→ INPUT ROWS
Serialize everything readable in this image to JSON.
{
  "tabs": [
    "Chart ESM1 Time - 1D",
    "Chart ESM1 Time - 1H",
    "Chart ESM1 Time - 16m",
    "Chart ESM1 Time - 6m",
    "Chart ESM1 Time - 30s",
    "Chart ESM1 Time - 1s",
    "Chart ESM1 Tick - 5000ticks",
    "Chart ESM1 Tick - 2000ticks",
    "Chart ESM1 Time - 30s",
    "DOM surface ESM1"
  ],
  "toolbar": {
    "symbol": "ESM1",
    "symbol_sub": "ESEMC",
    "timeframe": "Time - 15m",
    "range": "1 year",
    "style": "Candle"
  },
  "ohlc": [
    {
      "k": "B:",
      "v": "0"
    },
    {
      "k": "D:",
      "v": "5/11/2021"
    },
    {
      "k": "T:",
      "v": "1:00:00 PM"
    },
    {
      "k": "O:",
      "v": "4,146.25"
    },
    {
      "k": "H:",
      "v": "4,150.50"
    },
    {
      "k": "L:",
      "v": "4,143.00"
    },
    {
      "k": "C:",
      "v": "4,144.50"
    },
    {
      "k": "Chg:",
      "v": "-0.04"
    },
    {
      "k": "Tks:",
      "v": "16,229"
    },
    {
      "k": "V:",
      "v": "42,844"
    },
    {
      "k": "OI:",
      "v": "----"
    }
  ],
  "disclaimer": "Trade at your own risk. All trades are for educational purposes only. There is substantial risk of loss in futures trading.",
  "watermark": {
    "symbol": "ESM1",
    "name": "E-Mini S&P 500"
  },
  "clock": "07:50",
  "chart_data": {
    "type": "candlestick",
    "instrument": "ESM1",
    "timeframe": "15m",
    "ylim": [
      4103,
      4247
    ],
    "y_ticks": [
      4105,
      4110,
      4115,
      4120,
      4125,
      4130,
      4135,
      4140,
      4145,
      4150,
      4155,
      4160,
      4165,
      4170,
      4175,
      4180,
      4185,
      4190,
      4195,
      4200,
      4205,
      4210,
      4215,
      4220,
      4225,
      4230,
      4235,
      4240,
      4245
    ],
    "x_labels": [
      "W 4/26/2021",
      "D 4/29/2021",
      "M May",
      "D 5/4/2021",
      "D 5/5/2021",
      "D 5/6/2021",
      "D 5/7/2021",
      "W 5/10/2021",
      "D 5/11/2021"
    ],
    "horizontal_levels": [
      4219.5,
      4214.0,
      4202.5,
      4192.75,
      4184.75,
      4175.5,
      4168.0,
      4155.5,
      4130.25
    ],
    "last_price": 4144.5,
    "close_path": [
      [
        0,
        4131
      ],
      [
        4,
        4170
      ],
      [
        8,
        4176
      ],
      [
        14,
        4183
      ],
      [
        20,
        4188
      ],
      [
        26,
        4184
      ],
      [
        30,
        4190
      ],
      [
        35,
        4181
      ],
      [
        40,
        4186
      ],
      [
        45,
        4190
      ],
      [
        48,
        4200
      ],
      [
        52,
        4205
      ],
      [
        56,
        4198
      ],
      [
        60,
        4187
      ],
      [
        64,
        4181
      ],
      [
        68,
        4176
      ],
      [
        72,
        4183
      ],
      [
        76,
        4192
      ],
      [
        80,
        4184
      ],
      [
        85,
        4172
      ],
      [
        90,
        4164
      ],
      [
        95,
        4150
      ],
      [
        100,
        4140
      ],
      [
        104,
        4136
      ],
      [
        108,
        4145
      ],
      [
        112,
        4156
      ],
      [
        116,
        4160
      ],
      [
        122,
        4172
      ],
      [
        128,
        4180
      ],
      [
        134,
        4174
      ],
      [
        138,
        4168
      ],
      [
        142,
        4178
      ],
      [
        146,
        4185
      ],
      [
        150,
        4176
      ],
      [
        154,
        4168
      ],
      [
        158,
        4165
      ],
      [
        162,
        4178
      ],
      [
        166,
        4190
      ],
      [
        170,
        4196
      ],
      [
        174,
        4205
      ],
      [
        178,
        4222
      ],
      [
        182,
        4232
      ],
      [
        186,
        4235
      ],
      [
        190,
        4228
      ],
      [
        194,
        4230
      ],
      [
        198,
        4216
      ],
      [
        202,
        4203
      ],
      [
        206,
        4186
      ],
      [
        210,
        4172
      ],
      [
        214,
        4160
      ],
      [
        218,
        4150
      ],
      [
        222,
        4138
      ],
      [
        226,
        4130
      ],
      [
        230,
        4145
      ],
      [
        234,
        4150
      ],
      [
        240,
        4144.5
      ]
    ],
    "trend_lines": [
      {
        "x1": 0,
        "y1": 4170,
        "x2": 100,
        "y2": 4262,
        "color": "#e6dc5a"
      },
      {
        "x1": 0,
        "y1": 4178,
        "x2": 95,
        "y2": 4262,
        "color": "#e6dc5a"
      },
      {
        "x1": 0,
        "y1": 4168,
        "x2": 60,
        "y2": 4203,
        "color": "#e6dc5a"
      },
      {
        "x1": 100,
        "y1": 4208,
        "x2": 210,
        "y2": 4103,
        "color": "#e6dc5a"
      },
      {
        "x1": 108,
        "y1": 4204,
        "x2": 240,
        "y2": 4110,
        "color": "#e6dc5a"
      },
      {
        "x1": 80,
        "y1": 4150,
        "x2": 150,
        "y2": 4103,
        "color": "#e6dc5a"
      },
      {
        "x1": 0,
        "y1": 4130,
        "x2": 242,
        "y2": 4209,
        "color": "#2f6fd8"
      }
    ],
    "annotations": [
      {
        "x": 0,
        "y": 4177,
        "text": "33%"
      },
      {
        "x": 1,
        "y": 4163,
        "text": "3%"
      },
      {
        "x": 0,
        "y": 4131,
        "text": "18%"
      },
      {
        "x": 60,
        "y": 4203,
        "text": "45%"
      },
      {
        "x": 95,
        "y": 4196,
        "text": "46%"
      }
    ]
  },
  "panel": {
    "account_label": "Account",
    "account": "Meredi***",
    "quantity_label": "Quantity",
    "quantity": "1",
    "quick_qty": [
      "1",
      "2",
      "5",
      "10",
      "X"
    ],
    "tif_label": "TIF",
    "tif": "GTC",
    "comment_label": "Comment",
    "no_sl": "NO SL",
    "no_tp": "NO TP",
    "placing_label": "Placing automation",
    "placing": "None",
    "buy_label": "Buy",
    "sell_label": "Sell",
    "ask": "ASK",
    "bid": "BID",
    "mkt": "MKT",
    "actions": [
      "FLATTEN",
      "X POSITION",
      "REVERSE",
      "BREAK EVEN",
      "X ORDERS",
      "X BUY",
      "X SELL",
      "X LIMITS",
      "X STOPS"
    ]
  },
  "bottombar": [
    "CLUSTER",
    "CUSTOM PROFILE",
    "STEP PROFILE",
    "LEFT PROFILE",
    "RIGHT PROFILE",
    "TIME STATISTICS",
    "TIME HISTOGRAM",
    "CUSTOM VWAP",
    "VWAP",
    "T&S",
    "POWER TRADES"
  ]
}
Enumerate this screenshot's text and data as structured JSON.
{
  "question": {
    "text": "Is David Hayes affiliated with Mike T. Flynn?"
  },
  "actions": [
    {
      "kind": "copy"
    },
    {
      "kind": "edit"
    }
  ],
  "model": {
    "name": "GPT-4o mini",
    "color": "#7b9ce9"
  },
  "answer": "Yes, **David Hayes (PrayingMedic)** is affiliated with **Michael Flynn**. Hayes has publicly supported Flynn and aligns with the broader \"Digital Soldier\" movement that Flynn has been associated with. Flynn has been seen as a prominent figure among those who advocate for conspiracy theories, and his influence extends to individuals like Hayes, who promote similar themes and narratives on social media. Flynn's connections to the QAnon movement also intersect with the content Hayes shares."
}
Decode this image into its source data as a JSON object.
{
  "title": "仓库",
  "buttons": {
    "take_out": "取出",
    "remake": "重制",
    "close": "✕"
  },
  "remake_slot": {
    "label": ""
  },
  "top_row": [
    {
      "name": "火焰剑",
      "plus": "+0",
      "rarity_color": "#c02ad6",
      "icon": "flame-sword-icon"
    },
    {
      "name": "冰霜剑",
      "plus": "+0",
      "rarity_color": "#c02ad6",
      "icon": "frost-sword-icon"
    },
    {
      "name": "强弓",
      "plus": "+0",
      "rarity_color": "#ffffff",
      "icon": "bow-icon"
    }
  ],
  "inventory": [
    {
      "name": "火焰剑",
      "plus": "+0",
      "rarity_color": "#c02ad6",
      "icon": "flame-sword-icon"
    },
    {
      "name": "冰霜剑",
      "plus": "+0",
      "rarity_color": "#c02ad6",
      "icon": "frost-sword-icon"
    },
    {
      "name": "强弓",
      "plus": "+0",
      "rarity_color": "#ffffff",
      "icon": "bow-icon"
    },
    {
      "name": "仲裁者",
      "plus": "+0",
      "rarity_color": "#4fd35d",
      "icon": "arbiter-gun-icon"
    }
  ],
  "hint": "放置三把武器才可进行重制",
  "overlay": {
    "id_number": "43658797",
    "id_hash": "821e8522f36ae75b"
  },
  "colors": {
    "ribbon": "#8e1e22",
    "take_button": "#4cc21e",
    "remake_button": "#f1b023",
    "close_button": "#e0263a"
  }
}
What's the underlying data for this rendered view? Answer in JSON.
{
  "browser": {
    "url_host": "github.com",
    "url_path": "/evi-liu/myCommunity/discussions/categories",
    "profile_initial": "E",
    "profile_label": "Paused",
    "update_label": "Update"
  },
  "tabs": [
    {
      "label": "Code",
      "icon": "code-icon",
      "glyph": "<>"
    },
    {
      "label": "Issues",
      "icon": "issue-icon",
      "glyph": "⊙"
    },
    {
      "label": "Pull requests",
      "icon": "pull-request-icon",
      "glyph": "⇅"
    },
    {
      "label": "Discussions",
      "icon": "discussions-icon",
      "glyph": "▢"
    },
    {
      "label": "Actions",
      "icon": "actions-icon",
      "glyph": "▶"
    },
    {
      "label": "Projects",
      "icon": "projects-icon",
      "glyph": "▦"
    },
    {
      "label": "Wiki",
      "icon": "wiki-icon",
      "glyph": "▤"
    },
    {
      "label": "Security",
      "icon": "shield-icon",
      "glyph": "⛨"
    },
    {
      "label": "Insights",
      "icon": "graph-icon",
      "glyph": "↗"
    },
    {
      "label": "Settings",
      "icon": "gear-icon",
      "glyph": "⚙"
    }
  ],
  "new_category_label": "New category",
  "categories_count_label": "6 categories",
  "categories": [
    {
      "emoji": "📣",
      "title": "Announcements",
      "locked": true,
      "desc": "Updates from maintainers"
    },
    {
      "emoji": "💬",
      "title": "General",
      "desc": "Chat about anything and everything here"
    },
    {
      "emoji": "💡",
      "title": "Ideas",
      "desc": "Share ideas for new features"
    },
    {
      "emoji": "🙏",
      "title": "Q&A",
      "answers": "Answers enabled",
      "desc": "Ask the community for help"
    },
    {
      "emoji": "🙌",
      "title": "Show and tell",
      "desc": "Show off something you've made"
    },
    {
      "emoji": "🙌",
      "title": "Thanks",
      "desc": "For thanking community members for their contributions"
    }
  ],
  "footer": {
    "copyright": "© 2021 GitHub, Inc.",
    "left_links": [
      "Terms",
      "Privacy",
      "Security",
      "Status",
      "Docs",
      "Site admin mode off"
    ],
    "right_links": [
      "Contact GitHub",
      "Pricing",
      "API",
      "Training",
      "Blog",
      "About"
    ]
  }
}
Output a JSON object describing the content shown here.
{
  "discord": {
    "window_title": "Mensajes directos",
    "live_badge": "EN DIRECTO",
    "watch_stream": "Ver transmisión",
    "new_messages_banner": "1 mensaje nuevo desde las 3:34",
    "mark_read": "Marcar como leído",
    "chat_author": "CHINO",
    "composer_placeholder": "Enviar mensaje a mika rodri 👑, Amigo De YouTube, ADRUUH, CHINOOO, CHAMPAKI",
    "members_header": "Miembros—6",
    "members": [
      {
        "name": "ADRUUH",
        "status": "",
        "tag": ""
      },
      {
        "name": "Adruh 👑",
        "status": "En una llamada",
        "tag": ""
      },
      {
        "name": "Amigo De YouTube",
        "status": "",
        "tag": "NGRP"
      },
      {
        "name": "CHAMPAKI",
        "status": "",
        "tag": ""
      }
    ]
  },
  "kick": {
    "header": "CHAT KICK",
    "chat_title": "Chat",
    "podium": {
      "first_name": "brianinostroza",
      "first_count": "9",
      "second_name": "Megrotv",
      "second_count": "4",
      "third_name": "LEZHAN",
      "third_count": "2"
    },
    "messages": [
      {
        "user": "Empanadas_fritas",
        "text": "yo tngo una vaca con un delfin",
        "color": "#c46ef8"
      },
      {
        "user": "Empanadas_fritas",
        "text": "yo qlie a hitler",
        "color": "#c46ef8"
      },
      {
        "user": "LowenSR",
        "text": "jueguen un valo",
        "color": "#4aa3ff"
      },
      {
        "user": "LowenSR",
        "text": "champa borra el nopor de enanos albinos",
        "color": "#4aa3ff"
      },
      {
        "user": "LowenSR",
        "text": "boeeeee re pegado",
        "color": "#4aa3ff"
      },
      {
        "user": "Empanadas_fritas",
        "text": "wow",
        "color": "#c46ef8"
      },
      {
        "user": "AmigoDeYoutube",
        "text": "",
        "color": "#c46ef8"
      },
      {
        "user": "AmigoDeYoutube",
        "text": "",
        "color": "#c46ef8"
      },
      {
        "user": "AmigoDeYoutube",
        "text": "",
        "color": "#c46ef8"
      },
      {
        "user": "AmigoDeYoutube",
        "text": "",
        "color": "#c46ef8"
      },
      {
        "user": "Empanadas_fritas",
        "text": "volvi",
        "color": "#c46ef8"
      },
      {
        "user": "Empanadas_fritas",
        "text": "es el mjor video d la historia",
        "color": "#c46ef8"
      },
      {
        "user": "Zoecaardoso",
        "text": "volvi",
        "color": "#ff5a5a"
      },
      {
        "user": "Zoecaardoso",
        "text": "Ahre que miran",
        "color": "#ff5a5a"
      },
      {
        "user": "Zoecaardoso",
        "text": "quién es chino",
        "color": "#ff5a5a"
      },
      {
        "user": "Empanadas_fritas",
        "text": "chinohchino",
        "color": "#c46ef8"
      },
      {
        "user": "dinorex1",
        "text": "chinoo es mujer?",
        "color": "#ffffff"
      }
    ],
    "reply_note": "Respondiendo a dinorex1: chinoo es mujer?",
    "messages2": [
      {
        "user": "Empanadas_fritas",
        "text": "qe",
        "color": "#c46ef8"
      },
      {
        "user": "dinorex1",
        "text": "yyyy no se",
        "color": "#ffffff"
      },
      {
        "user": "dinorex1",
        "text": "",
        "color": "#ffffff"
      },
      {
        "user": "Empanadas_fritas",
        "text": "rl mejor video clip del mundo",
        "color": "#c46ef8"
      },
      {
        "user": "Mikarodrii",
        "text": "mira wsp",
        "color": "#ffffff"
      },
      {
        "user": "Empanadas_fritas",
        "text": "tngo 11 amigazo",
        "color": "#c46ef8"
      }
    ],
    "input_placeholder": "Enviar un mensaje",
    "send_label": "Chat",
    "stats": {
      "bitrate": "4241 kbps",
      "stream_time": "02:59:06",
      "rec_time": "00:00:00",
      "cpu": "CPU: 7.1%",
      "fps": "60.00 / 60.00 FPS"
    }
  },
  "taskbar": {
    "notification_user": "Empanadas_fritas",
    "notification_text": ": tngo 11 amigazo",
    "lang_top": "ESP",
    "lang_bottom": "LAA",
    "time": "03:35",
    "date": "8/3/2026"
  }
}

→ THE REQUEST
Track down every line holding the string "ADRUUH" and copy it.

→ SOLUTION BELOW
    "composer_placeholder": "Enviar mensaje a mika rodri 👑, Amigo De YouTube, ADRUUH, CHINOOO, CHAMPAKI",
        "name": "ADRUUH",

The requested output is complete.